Guardrails and Policy Runtime
Learn Python Enterprise-Grade Stateful Multi-Agent AI Systems - Part 030
Guardrails and policy runtime for enterprise-grade stateful multi-agent AI systems: input, output, tool, state, workflow, memory, RAG, and human review guards.
Part 030 — Guardrails and Policy Runtime
A guardrail is not a magic safety wrapper.
A real guardrail is a specific control at a specific boundary with a defined decision, failure mode, audit event, and owner.
Guardrails are often discussed vaguely:
Add guardrails around the model.
That is not enough.
Enterprise-grade stateful multi-agent AI systems need guardrails across many boundaries:
- input;
- output;
- tool calls;
- resources;
- memory writes;
- RAG retrieval;
- state transitions;
- workflow nodes;
- human approvals;
- MCP capabilities;
- external side effects.
This part shows how to design a guardrail and policy runtime.
1. Kaufman Framing
Using Kaufman's framework, guardrail engineering decomposes into:
- identify guardrail boundaries;
- classify guardrail type;
- define decision outcomes;
- choose deterministic vs model-based guard;
- integrate with policy engine;
- define failure behavior;
- log guardrail decisions;
- test bypass/adversarial scenarios;
- monitor guardrail performance;
- tune without creating false safety.

○ ○ ○

Assignment
From the text on guardrails and the policy runtime, return word for word the span that begins at the words "1. Kaufman Framing" and ends after "creating false safety.".

○ ○ ○

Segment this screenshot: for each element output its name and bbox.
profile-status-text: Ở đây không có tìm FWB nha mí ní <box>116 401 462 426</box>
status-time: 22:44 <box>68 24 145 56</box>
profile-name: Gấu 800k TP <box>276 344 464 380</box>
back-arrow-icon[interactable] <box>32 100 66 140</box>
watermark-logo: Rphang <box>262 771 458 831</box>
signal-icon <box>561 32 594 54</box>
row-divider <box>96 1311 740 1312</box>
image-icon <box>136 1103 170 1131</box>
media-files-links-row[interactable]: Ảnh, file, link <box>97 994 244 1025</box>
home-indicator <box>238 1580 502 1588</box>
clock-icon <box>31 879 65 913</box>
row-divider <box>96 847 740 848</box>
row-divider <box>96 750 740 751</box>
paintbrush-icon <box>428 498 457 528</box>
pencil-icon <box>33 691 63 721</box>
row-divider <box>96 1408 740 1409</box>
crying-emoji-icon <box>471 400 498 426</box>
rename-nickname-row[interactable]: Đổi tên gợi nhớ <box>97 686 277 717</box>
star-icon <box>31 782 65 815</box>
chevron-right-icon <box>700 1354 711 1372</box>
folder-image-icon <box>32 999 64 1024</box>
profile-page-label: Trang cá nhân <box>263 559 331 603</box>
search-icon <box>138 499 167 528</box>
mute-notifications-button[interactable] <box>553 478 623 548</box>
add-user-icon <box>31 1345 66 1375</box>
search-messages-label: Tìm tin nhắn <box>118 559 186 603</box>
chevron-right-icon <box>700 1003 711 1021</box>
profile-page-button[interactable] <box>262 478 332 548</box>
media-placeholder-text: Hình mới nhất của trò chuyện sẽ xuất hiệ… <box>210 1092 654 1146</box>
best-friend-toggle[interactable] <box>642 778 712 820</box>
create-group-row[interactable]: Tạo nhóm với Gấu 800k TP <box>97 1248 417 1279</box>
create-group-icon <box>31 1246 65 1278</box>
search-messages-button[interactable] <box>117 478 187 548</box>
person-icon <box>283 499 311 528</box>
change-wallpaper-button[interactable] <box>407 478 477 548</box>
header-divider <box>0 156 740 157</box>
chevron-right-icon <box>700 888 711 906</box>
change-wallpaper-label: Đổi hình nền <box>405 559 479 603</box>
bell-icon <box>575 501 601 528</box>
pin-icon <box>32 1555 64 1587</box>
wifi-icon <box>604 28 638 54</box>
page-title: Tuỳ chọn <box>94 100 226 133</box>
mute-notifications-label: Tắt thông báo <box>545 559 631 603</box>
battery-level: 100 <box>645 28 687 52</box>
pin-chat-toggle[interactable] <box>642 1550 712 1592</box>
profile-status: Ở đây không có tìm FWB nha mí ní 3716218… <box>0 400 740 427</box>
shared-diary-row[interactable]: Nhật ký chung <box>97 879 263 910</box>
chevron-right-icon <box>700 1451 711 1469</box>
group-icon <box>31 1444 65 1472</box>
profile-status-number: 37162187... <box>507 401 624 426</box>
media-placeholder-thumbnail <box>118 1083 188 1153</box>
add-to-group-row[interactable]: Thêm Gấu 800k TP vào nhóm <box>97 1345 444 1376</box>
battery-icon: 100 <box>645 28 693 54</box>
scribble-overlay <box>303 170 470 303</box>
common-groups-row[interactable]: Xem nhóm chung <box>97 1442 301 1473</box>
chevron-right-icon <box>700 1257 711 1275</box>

○ ○ ○

Result of the task
1. Kaufman Framing
Using Kaufman's framework, guardrail engineering decomposes into:
- identify guardrail boundaries;
- classify guardrail type;
- define decision outcomes;
- choose deterministic vs model-based guard;
- integrate with policy engine;
- define failure behavior;
- log guardrail decisions;
- test bypass/adversarial scenarios;
- monitor guardrail performance;
- tune without creating false safety.